What you will do: Set all the material down again unchanged, without the pictures.

Extracted material:
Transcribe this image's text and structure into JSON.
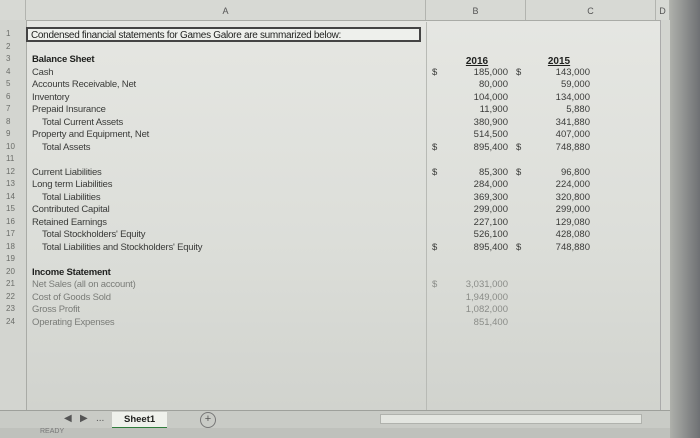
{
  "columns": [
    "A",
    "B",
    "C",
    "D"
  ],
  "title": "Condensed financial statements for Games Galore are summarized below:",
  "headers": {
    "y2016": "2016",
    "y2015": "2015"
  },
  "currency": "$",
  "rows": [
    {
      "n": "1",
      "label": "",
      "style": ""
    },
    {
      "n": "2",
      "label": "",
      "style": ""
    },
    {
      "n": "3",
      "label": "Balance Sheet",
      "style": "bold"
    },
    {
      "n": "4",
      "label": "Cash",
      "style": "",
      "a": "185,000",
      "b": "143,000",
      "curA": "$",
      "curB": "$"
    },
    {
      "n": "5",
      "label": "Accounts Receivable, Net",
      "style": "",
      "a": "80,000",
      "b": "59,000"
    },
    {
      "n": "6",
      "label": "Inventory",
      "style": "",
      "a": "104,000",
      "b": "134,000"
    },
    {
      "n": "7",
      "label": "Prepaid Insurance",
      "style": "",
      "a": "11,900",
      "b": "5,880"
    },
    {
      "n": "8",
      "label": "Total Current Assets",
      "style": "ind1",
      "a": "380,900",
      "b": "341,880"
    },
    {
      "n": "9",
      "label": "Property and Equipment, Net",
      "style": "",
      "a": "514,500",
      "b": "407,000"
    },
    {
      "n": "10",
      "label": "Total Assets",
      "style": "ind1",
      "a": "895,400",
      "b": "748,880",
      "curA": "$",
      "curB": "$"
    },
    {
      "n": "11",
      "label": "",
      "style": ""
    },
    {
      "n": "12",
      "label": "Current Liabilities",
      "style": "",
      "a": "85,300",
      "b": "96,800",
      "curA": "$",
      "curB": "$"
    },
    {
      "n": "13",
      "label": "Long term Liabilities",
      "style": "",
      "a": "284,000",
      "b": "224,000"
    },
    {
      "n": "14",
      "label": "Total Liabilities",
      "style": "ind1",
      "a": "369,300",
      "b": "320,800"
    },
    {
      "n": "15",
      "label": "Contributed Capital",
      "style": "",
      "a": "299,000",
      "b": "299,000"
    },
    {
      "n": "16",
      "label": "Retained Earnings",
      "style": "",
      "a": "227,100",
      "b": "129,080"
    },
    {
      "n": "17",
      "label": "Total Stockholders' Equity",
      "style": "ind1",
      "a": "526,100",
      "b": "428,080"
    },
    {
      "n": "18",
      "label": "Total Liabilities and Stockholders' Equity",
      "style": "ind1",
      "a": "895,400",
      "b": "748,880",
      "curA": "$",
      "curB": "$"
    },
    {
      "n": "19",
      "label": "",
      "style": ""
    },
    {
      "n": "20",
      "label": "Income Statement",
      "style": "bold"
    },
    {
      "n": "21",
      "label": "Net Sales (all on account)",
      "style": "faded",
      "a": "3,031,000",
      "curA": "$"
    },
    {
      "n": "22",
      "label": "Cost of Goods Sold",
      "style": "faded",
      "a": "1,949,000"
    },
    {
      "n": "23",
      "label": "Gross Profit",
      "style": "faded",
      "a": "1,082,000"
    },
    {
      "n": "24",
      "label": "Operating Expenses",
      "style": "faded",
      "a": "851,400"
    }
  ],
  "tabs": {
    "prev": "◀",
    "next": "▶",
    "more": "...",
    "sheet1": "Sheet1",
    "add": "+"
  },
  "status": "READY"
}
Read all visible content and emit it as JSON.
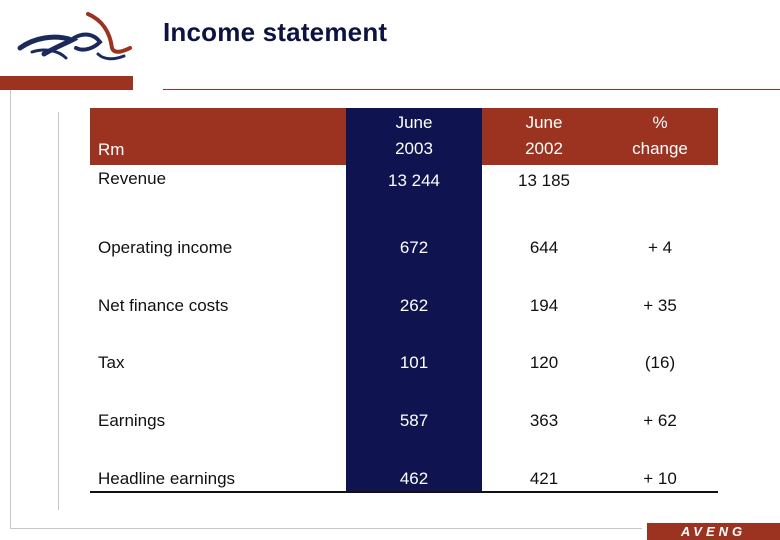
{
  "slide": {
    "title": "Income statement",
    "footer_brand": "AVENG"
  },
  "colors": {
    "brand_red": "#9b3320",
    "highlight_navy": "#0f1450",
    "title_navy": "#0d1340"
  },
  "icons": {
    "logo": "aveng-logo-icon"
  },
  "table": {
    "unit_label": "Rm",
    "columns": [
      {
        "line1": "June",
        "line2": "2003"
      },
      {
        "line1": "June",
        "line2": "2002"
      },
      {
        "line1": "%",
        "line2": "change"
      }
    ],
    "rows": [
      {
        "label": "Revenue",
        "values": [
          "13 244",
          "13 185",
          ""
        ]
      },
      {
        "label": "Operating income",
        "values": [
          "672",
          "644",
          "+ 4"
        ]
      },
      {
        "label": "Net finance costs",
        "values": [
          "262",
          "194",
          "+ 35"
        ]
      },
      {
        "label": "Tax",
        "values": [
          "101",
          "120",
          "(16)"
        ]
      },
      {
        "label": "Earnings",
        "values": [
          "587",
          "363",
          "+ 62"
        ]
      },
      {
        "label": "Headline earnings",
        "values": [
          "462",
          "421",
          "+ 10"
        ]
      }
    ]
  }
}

Correct output:
Transcribe this image's text and structure into JSON.
{
  "columns": [
    "A",
    "B",
    "C",
    "D"
  ],
  "title": "Condensed financial statements for Games Galore are summarized below:",
  "headers": {
    "y2016": "2016",
    "y2015": "2015"
  },
  "currency": "$",
  "rows": [
    {
      "n": "1",
      "label": "",
      "style": ""
    },
    {
      "n": "2",
      "label": "",
      "style": ""
    },
    {
      "n": "3",
      "label": "Balance Sheet",
      "style": "bold"
    },
    {
      "n": "4",
      "label": "Cash",
      "style": "",
      "a": "185,000",
      "b": "143,000",
      "curA": "$",
      "curB": "$"
    },
    {
      "n": "5",
      "label": "Accounts Receivable, Net",
      "style": "",
      "a": "80,000",
      "b": "59,000"
    },
    {
      "n": "6",
      "label": "Inventory",
      "style": "",
      "a": "104,000",
      "b": "134,000"
    },
    {
      "n": "7",
      "label": "Prepaid Insurance",
      "style": "",
      "a": "11,900",
      "b": "5,880"
    },
    {
      "n": "8",
      "label": "Total Current Assets",
      "style": "ind1",
      "a": "380,900",
      "b": "341,880"
    },
    {
      "n": "9",
      "label": "Property and Equipment, Net",
      "style": "",
      "a": "514,500",
      "b": "407,000"
    },
    {
      "n": "10",
      "label": "Total Assets",
      "style": "ind1",
      "a": "895,400",
      "b": "748,880",
      "curA": "$",
      "curB": "$"
    },
    {
      "n": "11",
      "label": "",
      "style": ""
    },
    {
      "n": "12",
      "label": "Current Liabilities",
      "style": "",
      "a": "85,300",
      "b": "96,800",
      "curA": "$",
      "curB": "$"
    },
    {
      "n": "13",
      "label": "Long term Liabilities",
      "style": "",
      "a": "284,000",
      "b": "224,000"
    },
    {
      "n": "14",
      "label": "Total Liabilities",
      "style": "ind1",
      "a": "369,300",
      "b": "320,800"
    },
    {
      "n": "15",
      "label": "Contributed Capital",
      "style": "",
      "a": "299,000",
      "b": "299,000"
    },
    {
      "n": "16",
      "label": "Retained Earnings",
      "style": "",
      "a": "227,100",
      "b": "129,080"
    },
    {
      "n": "17",
      "label": "Total Stockholders' Equity",
      "style": "ind1",
      "a": "526,100",
      "b": "428,080"
    },
    {
      "n": "18",
      "label": "Total Liabilities and Stockholders' Equity",
      "style": "ind1",
      "a": "895,400",
      "b": "748,880",
      "curA": "$",
      "curB": "$"
    },
    {
      "n": "19",
      "label": "",
      "style": ""
    },
    {
      "n": "20",
      "label": "Income Statement",
      "style": "bold"
    },
    {
      "n": "21",
      "label": "Net Sales (all on account)",
      "style": "faded",
      "a": "3,031,000",
      "curA": "$"
    },
    {
      "n": "22",
      "label": "Cost of Goods Sold",
      "style": "faded",
      "a": "1,949,000"
    },
    {
      "n": "23",
      "label": "Gross Profit",
      "style": "faded",
      "a": "1,082,000"
    },
    {
      "n": "24",
      "label": "Operating Expenses",
      "style": "faded",
      "a": "851,400"
    }
  ],
  "tabs": {
    "prev": "◀",
    "next": "▶",
    "more": "...",
    "sheet1": "Sheet1",
    "add": "+"
  },
  "status": "READY"
}
Read all visible content and emit it as JSON.
{
  "slide": {
    "title": "Income statement",
    "footer_brand": "AVENG"
  },
  "colors": {
    "brand_red": "#9b3320",
    "highlight_navy": "#0f1450",
    "title_navy": "#0d1340"
  },
  "icons": {
    "logo": "aveng-logo-icon"
  },
  "table": {
    "unit_label": "Rm",
    "columns": [
      {
        "line1": "June",
        "line2": "2003"
      },
      {
        "line1": "June",
        "line2": "2002"
      },
      {
        "line1": "%",
        "line2": "change"
      }
    ],
    "rows": [
      {
        "label": "Revenue",
        "values": [
          "13 244",
          "13 185",
          ""
        ]
      },
      {
        "label": "Operating income",
        "values": [
          "672",
          "644",
          "+ 4"
        ]
      },
      {
        "label": "Net finance costs",
        "values": [
          "262",
          "194",
          "+ 35"
        ]
      },
      {
        "label": "Tax",
        "values": [
          "101",
          "120",
          "(16)"
        ]
      },
      {
        "label": "Earnings",
        "values": [
          "587",
          "363",
          "+ 62"
        ]
      },
      {
        "label": "Headline earnings",
        "values": [
          "462",
          "421",
          "+ 10"
        ]
      }
    ]
  }
}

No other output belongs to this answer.